§ **SHORT PROBLEM**: Look through the listing and locate every line containing the word "juju"; copy those lines.

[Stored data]
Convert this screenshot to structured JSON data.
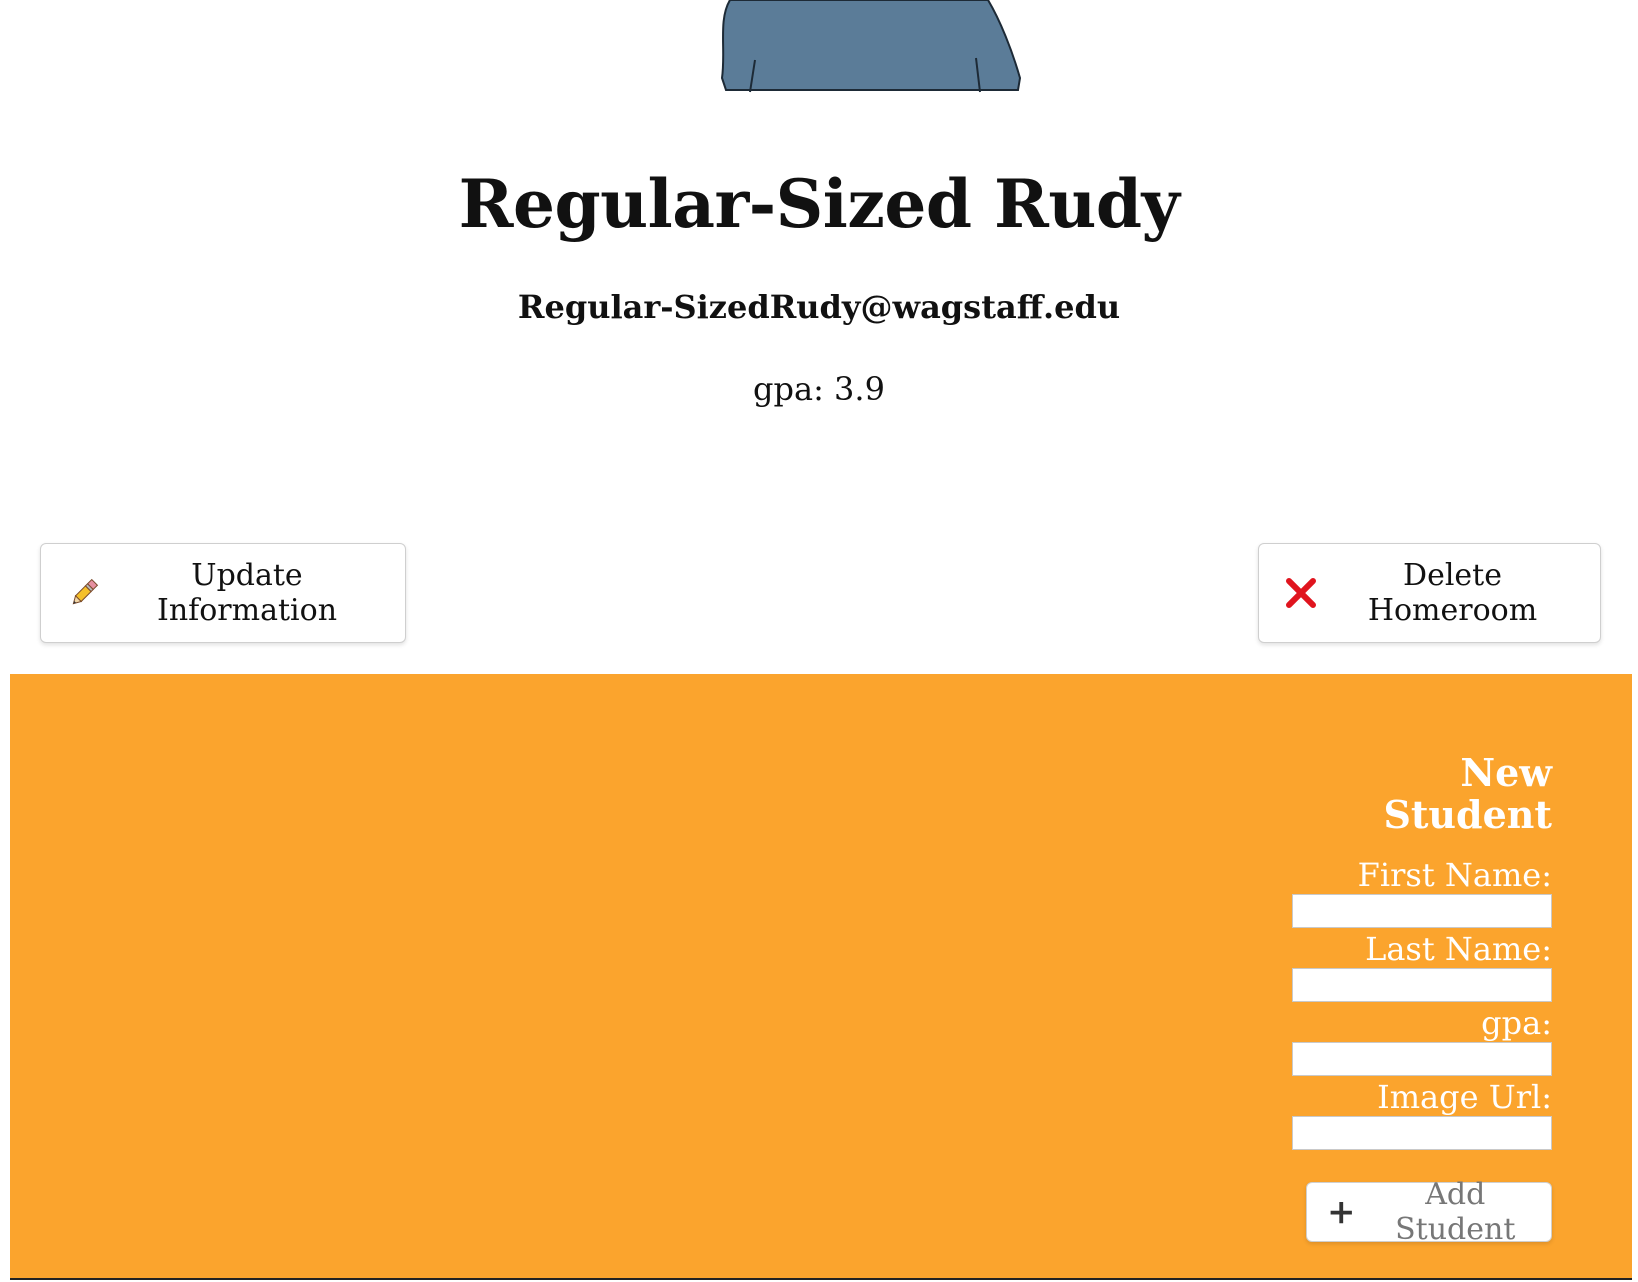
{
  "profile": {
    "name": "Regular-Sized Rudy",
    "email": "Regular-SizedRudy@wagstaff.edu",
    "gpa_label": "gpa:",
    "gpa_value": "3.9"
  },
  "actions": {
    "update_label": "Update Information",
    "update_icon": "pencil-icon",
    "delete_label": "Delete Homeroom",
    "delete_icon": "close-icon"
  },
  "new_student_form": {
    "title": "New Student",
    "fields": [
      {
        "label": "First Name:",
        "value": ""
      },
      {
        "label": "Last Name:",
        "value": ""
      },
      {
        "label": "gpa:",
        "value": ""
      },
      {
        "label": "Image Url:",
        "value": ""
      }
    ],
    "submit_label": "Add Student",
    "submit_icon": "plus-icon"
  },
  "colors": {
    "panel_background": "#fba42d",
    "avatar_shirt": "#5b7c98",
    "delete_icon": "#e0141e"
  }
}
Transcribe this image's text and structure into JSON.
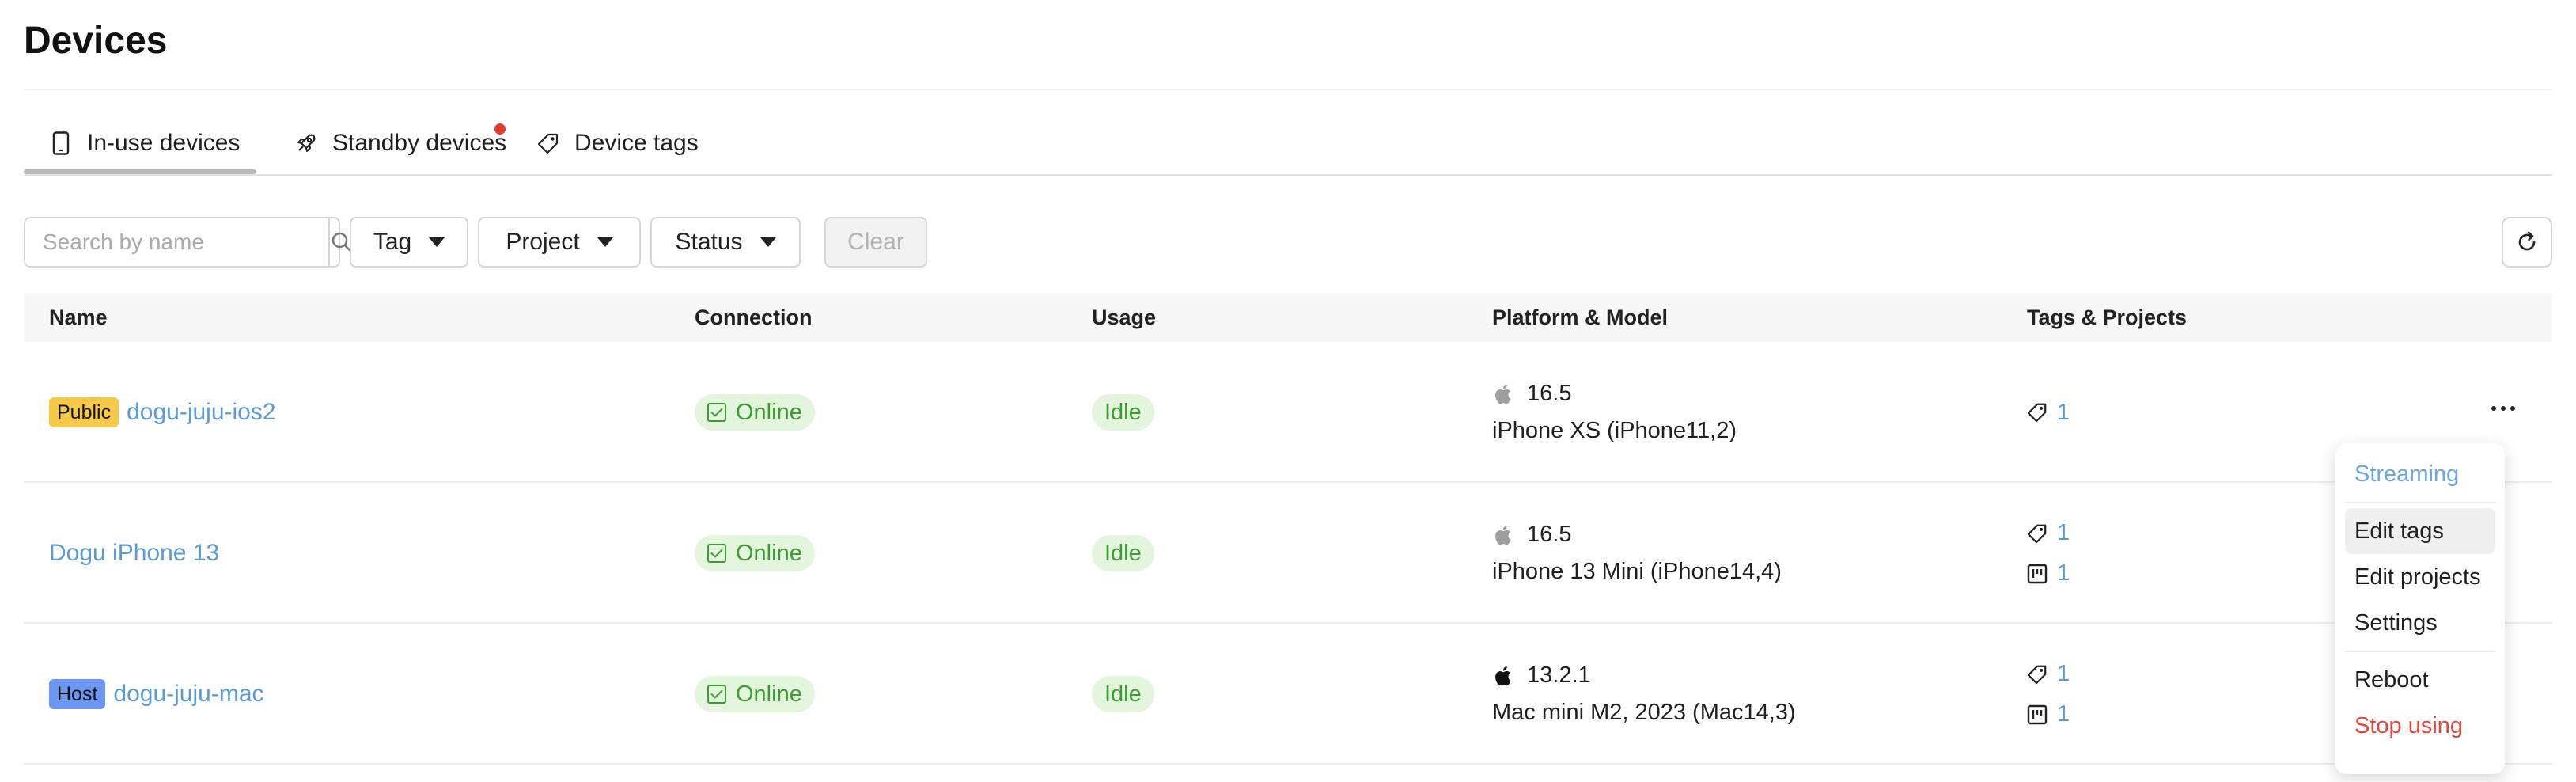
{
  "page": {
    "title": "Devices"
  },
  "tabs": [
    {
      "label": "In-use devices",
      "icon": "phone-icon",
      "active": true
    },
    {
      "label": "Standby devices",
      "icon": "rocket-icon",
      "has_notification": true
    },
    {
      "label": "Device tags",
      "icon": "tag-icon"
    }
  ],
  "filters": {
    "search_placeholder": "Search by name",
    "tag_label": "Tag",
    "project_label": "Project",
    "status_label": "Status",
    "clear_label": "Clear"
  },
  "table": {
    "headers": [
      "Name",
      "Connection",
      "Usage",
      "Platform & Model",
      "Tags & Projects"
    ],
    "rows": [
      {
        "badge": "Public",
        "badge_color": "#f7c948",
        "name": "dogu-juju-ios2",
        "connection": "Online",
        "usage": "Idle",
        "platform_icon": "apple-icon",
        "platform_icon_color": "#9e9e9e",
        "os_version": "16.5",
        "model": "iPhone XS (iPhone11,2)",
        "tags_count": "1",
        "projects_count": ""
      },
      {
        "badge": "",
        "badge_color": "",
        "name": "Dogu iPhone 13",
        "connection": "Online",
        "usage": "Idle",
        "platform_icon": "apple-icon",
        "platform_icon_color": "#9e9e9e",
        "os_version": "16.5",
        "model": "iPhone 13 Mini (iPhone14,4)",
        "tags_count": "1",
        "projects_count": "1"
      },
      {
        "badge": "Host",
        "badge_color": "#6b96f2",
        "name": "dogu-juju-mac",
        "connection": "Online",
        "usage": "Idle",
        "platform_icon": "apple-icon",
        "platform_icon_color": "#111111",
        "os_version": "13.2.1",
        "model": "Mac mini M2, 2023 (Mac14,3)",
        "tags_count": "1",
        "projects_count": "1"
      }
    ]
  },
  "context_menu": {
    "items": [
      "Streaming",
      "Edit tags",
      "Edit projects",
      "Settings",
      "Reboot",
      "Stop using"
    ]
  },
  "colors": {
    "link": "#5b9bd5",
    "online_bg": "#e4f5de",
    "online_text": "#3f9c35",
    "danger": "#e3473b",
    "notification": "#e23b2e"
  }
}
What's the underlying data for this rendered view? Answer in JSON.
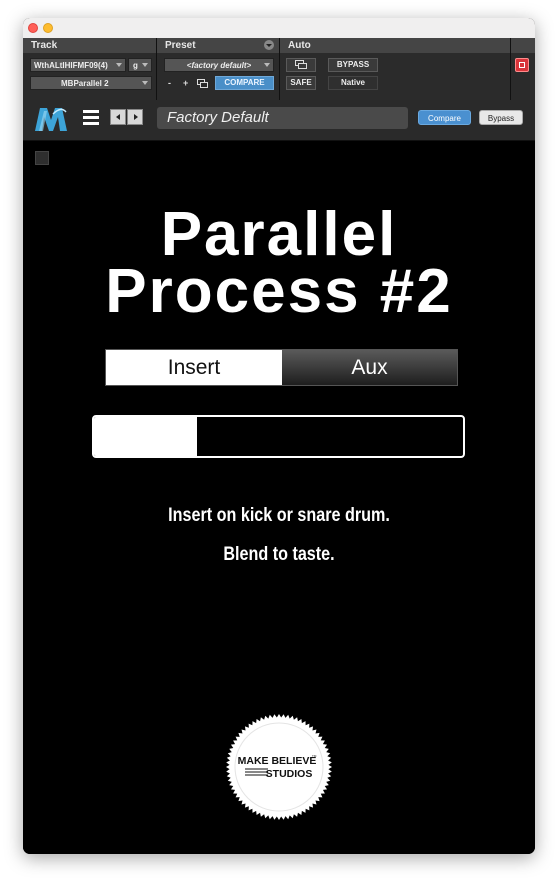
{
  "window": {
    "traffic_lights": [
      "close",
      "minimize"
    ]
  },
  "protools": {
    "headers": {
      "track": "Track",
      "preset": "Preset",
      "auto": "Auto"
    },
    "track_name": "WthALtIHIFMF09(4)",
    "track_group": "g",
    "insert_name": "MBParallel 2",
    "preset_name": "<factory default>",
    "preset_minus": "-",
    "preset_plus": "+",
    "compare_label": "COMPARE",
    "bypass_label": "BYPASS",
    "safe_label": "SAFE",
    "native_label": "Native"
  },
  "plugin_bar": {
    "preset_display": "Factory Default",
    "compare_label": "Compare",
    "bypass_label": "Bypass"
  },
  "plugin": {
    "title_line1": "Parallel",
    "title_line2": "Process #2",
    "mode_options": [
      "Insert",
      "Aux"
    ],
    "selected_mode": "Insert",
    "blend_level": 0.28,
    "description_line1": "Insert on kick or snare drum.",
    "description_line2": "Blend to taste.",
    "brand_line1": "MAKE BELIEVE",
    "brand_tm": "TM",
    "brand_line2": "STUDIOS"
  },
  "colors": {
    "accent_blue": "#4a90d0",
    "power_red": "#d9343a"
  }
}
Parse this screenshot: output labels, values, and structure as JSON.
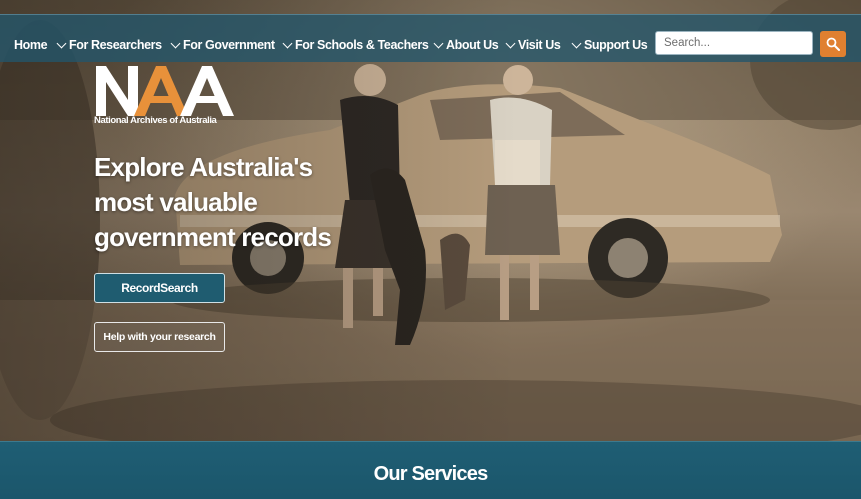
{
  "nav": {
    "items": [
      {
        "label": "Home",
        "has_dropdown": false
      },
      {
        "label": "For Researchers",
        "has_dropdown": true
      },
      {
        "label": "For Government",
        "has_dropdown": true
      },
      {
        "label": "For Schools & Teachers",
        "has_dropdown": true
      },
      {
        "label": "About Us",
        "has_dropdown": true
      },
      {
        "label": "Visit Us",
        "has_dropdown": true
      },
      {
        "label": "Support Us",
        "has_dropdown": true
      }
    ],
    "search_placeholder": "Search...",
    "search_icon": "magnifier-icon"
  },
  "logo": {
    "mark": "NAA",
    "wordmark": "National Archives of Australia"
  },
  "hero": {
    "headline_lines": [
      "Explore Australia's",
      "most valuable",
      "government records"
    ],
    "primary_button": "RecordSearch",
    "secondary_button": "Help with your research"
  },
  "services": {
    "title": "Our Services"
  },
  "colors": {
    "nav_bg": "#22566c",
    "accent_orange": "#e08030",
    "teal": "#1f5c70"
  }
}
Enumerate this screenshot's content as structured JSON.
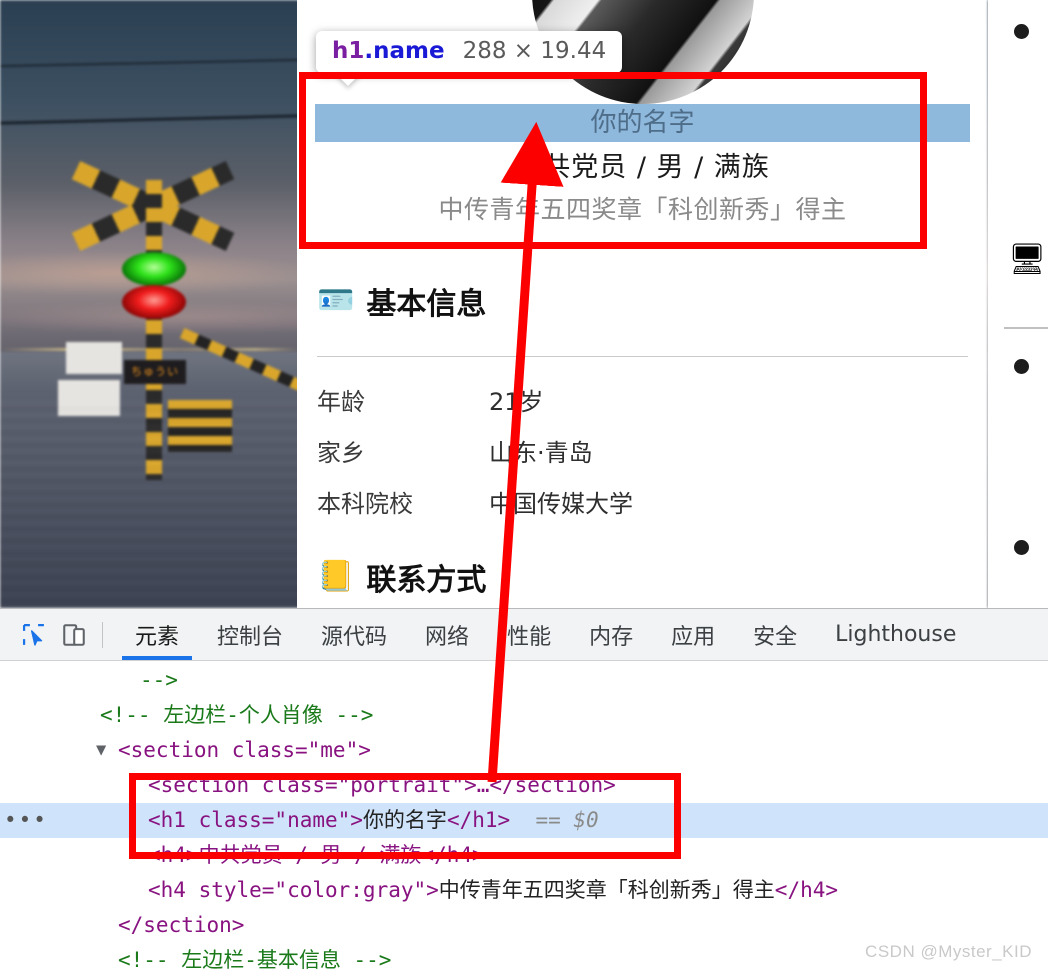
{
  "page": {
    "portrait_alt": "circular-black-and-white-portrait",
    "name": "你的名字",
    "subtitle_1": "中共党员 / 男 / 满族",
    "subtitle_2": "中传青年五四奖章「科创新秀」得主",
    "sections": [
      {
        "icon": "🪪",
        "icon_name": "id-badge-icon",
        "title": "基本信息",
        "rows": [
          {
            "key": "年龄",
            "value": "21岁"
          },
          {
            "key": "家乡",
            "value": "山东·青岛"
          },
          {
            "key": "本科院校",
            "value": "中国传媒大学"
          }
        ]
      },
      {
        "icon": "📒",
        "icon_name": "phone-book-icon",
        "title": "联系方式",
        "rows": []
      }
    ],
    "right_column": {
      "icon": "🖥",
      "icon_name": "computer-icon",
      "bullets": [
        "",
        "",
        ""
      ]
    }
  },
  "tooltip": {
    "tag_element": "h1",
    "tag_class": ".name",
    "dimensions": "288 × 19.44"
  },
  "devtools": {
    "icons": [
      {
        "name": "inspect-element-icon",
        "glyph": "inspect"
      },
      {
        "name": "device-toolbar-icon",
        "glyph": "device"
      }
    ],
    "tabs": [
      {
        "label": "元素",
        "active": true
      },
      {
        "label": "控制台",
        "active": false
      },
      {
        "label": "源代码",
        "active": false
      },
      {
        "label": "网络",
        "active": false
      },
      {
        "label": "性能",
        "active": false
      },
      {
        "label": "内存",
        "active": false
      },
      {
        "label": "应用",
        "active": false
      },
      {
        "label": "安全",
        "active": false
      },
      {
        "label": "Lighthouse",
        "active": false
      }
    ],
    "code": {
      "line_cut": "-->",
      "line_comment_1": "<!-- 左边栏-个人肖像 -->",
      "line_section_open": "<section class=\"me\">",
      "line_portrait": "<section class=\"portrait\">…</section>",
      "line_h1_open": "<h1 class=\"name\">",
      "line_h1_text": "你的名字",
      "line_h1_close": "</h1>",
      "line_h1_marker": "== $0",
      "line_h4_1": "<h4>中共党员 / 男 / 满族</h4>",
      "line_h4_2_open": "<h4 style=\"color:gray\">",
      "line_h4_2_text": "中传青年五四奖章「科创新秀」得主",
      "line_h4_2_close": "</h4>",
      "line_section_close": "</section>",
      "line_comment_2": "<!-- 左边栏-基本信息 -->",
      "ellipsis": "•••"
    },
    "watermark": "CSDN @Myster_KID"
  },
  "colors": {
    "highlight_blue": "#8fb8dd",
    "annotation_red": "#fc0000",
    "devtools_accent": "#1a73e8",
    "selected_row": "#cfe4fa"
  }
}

§ **OUTPUT BELOW**:
        "name": "dogu-juju-ios2",
        "name": "dogu-juju-mac",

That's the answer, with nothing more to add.